WRITTEN TASK: Print all entries precisely as they are written.

━━━━━ INPUT MATERIAL

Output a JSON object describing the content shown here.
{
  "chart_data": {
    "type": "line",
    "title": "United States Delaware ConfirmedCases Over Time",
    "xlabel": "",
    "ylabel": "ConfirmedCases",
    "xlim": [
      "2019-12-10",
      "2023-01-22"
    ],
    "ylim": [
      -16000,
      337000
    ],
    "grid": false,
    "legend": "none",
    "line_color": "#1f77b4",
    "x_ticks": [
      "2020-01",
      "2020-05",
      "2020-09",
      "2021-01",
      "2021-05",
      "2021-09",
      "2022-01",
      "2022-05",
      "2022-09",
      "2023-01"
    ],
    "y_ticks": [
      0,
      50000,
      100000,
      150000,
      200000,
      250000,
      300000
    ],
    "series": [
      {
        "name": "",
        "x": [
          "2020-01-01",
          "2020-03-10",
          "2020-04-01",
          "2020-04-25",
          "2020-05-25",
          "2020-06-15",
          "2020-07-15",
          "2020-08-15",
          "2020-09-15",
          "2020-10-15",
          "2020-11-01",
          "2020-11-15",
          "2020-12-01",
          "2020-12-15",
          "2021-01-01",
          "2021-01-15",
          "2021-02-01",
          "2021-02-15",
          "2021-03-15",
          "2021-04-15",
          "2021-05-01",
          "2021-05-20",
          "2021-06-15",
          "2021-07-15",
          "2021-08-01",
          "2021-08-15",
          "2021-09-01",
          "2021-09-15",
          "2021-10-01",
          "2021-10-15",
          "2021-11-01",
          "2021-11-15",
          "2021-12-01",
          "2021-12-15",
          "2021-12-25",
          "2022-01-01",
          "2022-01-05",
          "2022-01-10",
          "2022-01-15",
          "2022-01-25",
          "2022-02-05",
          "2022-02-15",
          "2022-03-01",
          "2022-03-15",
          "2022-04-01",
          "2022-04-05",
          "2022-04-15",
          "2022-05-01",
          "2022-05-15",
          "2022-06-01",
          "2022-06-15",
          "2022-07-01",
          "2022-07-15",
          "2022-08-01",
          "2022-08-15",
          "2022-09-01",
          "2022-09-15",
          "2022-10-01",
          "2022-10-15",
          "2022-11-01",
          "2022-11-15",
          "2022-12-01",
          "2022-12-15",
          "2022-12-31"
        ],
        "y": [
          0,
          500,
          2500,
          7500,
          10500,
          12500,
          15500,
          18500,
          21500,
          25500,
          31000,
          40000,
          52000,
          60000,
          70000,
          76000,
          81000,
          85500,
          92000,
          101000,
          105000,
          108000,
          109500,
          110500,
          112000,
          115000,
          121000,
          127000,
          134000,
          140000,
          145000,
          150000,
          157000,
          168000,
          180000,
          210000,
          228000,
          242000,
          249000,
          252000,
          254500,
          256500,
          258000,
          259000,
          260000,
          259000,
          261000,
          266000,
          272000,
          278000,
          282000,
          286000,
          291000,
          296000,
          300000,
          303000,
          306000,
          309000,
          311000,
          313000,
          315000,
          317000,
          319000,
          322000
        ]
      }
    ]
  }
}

━━━━━━━━━━

RESULT OF THE TASK:
Output a JSON object describing the content shown here.
{
  "chart_data": {
    "type": "line",
    "title": "United States Delaware ConfirmedCases Over Time",
    "xlabel": "",
    "ylabel": "ConfirmedCases",
    "xlim": [
      "2019-12-10",
      "2023-01-22"
    ],
    "ylim": [
      -16000,
      337000
    ],
    "grid": false,
    "legend": "none",
    "line_color": "#1f77b4",
    "x_ticks": [
      "2020-01",
      "2020-05",
      "2020-09",
      "2021-01",
      "2021-05",
      "2021-09",
      "2022-01",
      "2022-05",
      "2022-09",
      "2023-01"
    ],
    "y_ticks": [
      0,
      50000,
      100000,
      150000,
      200000,
      250000,
      300000
    ],
    "series": [
      {
        "name": "",
        "x": [
          "2020-01-01",
          "2020-03-10",
          "2020-04-01",
          "2020-04-25",
          "2020-05-25",
          "2020-06-15",
          "2020-07-15",
          "2020-08-15",
          "2020-09-15",
          "2020-10-15",
          "2020-11-01",
          "2020-11-15",
          "2020-12-01",
          "2020-12-15",
          "2021-01-01",
          "2021-01-15",
          "2021-02-01",
          "2021-02-15",
          "2021-03-15",
          "2021-04-15",
          "2021-05-01",
          "2021-05-20",
          "2021-06-15",
          "2021-07-15",
          "2021-08-01",
          "2021-08-15",
          "2021-09-01",
          "2021-09-15",
          "2021-10-01",
          "2021-10-15",
          "2021-11-01",
          "2021-11-15",
          "2021-12-01",
          "2021-12-15",
          "2021-12-25",
          "2022-01-01",
          "2022-01-05",
          "2022-01-10",
          "2022-01-15",
          "2022-01-25",
          "2022-02-05",
          "2022-02-15",
          "2022-03-01",
          "2022-03-15",
          "2022-04-01",
          "2022-04-05",
          "2022-04-15",
          "2022-05-01",
          "2022-05-15",
          "2022-06-01",
          "2022-06-15",
          "2022-07-01",
          "2022-07-15",
          "2022-08-01",
          "2022-08-15",
          "2022-09-01",
          "2022-09-15",
          "2022-10-01",
          "2022-10-15",
          "2022-11-01",
          "2022-11-15",
          "2022-12-01",
          "2022-12-15",
          "2022-12-31"
        ],
        "y": [
          0,
          500,
          2500,
          7500,
          10500,
          12500,
          15500,
          18500,
          21500,
          25500,
          31000,
          40000,
          52000,
          60000,
          70000,
          76000,
          81000,
          85500,
          92000,
          101000,
          105000,
          108000,
          109500,
          110500,
          112000,
          115000,
          121000,
          127000,
          134000,
          140000,
          145000,
          150000,
          157000,
          168000,
          180000,
          210000,
          228000,
          242000,
          249000,
          252000,
          254500,
          256500,
          258000,
          259000,
          260000,
          259000,
          261000,
          266000,
          272000,
          278000,
          282000,
          286000,
          291000,
          296000,
          300000,
          303000,
          306000,
          309000,
          311000,
          313000,
          315000,
          317000,
          319000,
          322000
        ]
      }
    ]
  }
}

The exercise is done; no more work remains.